The prime skirt steak "
tagliata" ($12) was seared and sliced, served over wild arugula with
parmegiano-
reggiano and
balsamico. We ordered medium-rare and boy did we get it, juicy and red, only the very outside seared dark and crispy. This was good steak, people.

But my favorite of the whole night may actually be the duck leg
confit with
pommes sardalaise and fig
vin cotto ($10). Wow. This was when
Blotta came by, delivering the wine. I shook his hand, thanking him for the incredible meal. He saw we had the duck and whispered that the secret is the potatoes, "they're cooked in the duck fat!" he glanced over both shoulders to make sure no one had eavesdropped. I have had duck
confit before, small legs of somewhat greasy meat that have never exceeded expectations. Until now, I suppose. The duck leg at
Barbrix was actually quite large, incredibly moist but nowhere near greasy, lightly savory and clean, the earthy sweet fig glaze a perfect foil... And
Blotta wasn't wrong, the buttery, garlicky crisp potatoes with succulent sweet onions were like comfort food of the gods. When the
busser came by to remove some plates, my date's hand shot protectively over the duck "oh we will pick at this one for a while, thank you!"
Feeling incredibly stuffed, and more than anything
happy, I doubted dessert was in the plan. But I am the type who is easily convinced. So when our server stole a moment to come by (the
gripey table just received a round of
prosecco and appetizers on the house), I was surprised to hear my date's "so what's good for dessert here?" Our server smiled, as if in on a secret. What I liked about her was that throughout the entire evening, she was very honest. Meaning, if we were debating between a couple of items, her disposition subtly guided us what to choose. By dessert though we had developed a trust, and she told us exactly what to get! (Note: I will always respect a server who is honest and wants you to actually ENJOY what you order).

_Required work_
(1) Answer these about the restaurant review:
(a) What was the price of the prime skirt steak "tagliata"?
(b) What did Blotta say the potatoes are cooked in?
(c) What did the gripey table receive on the house?
(2) From the restaurant review, list every item named as served with the prime skirt steak "tagliata" or with the duck leg confit in those dishes' descriptions.

_Recorded data_
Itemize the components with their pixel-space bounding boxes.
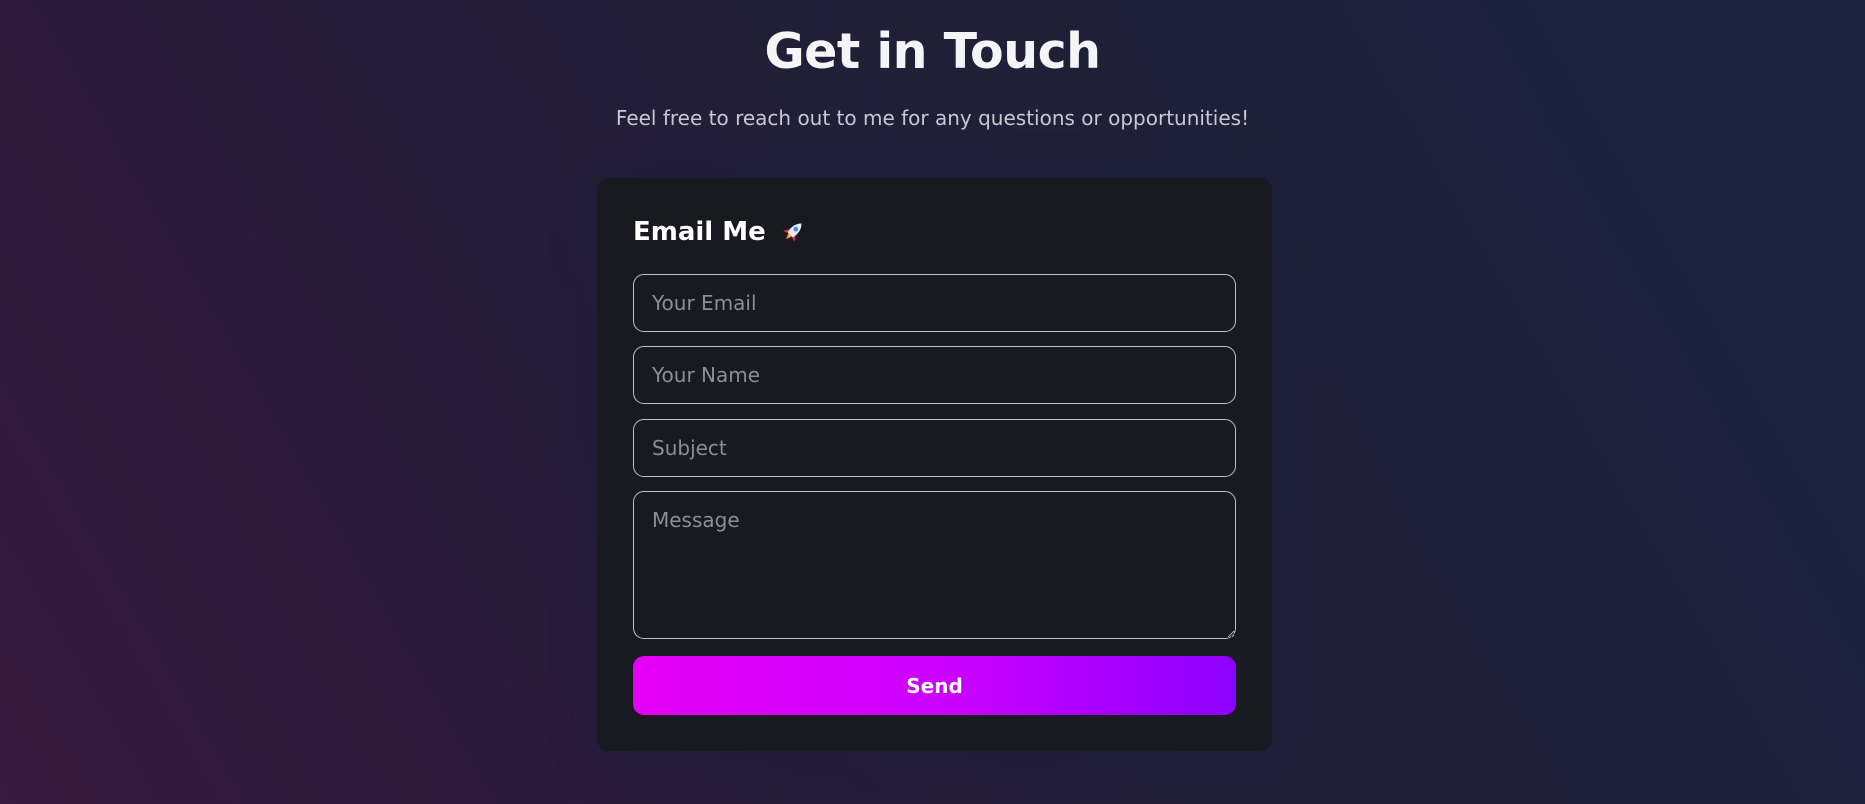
rocket-icon	[778, 217, 808, 247]
contact-form-card: Email Me Send	[597, 178, 1272, 751]
email-input[interactable]	[633, 274, 1236, 332]
message-textarea[interactable]	[633, 491, 1236, 639]
send-button[interactable]: Send	[633, 656, 1236, 715]
contact-page: Get in Touch Feel free to reach out to m…	[0, 0, 1865, 804]
page-title: Get in Touch	[764, 23, 1101, 80]
page-subtitle: Feel free to reach out to me for any que…	[615, 106, 1250, 130]
name-input[interactable]	[633, 346, 1236, 404]
form-title-label: Email Me	[633, 217, 766, 247]
form-title: Email Me	[633, 215, 808, 249]
subject-input[interactable]	[633, 419, 1236, 477]
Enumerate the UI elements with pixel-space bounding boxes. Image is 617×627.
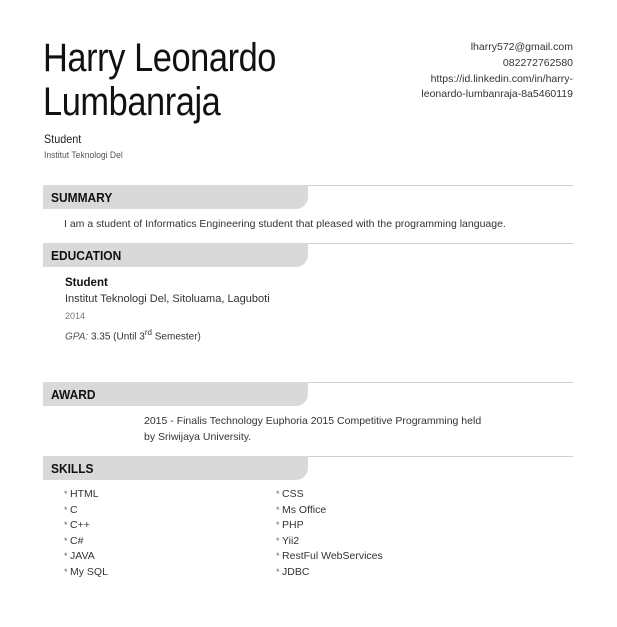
award-text: 2015 - Finalis Technology Euphoria 2015 …: [144, 413, 504, 445]
education-title: EDUCATION: [51, 248, 122, 263]
skill-item: Yii2: [276, 534, 383, 550]
contact-block: lharry572@gmail.com 082272762580 https:/…: [421, 40, 573, 103]
skill-item: C: [64, 503, 108, 519]
skills-title: SKILLS: [51, 461, 94, 476]
gpa-label: GPA:: [65, 331, 89, 343]
gpa-value: 3.35 (Until 3: [90, 331, 145, 343]
resume-name: Harry Leonardo Lumbanraja: [43, 36, 335, 124]
contact-email[interactable]: lharry572@gmail.com: [421, 40, 573, 56]
skill-item: C++: [64, 518, 108, 534]
award-header: AWARD: [43, 382, 573, 406]
skill-item: PHP: [276, 518, 383, 534]
skill-item: JAVA: [64, 549, 108, 565]
education-school: Institut Teknologi Del, Sitoluama, Lagub…: [65, 293, 270, 305]
summary-title: SUMMARY: [51, 190, 113, 205]
summary-header: SUMMARY: [43, 185, 573, 209]
education-header: EDUCATION: [43, 243, 573, 267]
name-line-1: Harry Leonardo: [43, 36, 277, 80]
resume-role: Student: [44, 132, 82, 146]
award-title: AWARD: [51, 387, 96, 402]
skills-list-left: HTML C C++ C# JAVA My SQL: [64, 487, 108, 581]
resume-school: Institut Teknologi Del: [44, 150, 123, 161]
skill-item: C#: [64, 534, 108, 550]
contact-linkedin-line-2[interactable]: leonardo-lumbanraja-8a5460119: [421, 87, 573, 103]
education-gpa: GPA: 3.35 (Until 3rd Semester): [65, 328, 201, 342]
name-line-2: Lumbanraja: [43, 80, 221, 124]
skill-item: JDBC: [276, 565, 383, 581]
skill-item: CSS: [276, 487, 383, 503]
education-role: Student: [65, 277, 108, 289]
gpa-ordinal: rd: [144, 328, 152, 337]
skills-list-right: CSS Ms Office PHP Yii2 RestFul WebServic…: [276, 487, 383, 581]
summary-text: I am a student of Informatics Engineerin…: [64, 218, 506, 230]
gpa-suffix: Semester): [151, 331, 201, 343]
skills-header: SKILLS: [43, 456, 573, 480]
education-year: 2014: [65, 311, 86, 321]
award-line-1: 2015 - Finalis Technology Euphoria 2015 …: [144, 415, 482, 427]
contact-phone: 082272762580: [502, 56, 573, 69]
skill-item: My SQL: [64, 565, 108, 581]
skill-item: Ms Office: [276, 503, 383, 519]
award-line-2: by Sriwijaya University.: [144, 431, 252, 443]
skill-item: HTML: [64, 487, 108, 503]
skill-item: RestFul WebServices: [276, 549, 383, 565]
contact-linkedin-line-1[interactable]: https://id.linkedin.com/in/harry-: [421, 72, 573, 88]
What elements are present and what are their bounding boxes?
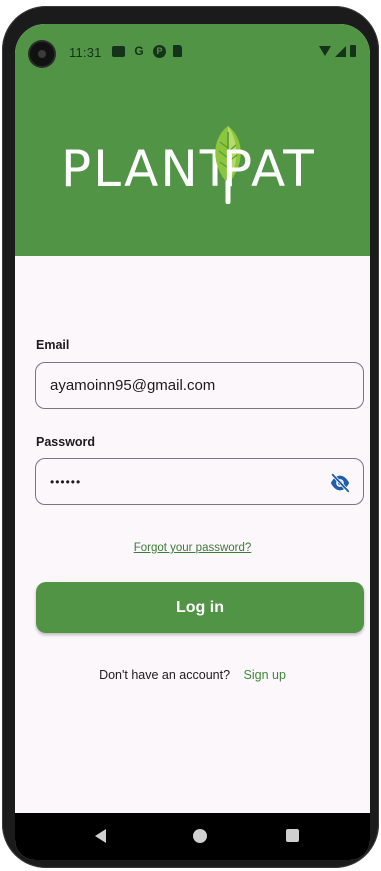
app-icon: P (153, 44, 166, 58)
back-icon[interactable] (95, 829, 106, 843)
home-icon[interactable] (193, 829, 207, 843)
no-account-text: Don't have an account? (99, 668, 231, 682)
password-field[interactable] (35, 458, 364, 505)
email-label: Email (36, 338, 70, 352)
wifi-icon (319, 46, 331, 56)
status-right-icons (319, 45, 356, 57)
status-icons: G P (112, 44, 182, 58)
navigation-bar (15, 813, 370, 860)
login-button[interactable]: Log in (36, 582, 364, 633)
status-bar: 11:31 G P (15, 24, 370, 76)
eye-off-icon[interactable] (329, 472, 351, 494)
phone-bezel: 11:31 G P PLANT PAT Email ayamoinn95@gma… (2, 6, 379, 868)
email-input[interactable] (36, 376, 322, 395)
signal-icon (335, 45, 346, 57)
password-label: Password (36, 435, 96, 449)
sim-card-icon (173, 45, 182, 57)
battery-icon (350, 45, 356, 57)
signup-link[interactable]: Sign up (244, 668, 286, 682)
app-logo: PLANT PAT (15, 124, 370, 214)
phone-screen: 11:31 G P PLANT PAT Email ayamoinn95@gma… (15, 24, 370, 860)
camera-icon (30, 42, 54, 66)
forgot-password-link[interactable]: Forgot your password? (15, 542, 370, 554)
google-icon: G (134, 44, 144, 58)
app-header: 11:31 G P PLANT PAT (15, 24, 370, 256)
email-field[interactable] (35, 362, 364, 409)
status-time: 11:31 (69, 45, 102, 60)
recents-icon[interactable] (286, 829, 299, 842)
logo-text-right: PAT (222, 140, 316, 198)
password-input[interactable] (36, 473, 322, 490)
logo-text-left: PLANT (61, 140, 233, 198)
device: 11:31 G P PLANT PAT Email ayamoinn95@gma… (0, 0, 381, 871)
gallery-icon (112, 45, 125, 57)
signup-row: Don't have an account? Sign up (15, 668, 370, 682)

_Answers below_
(1)
(a) $12
(b) Duck fat
(c) A round of prosecco and appetizers

(2)
Steak: wild arugula, parmegiano-reggiano, balsamico
Duck leg confit: pommes sardalaise, fig vin cotto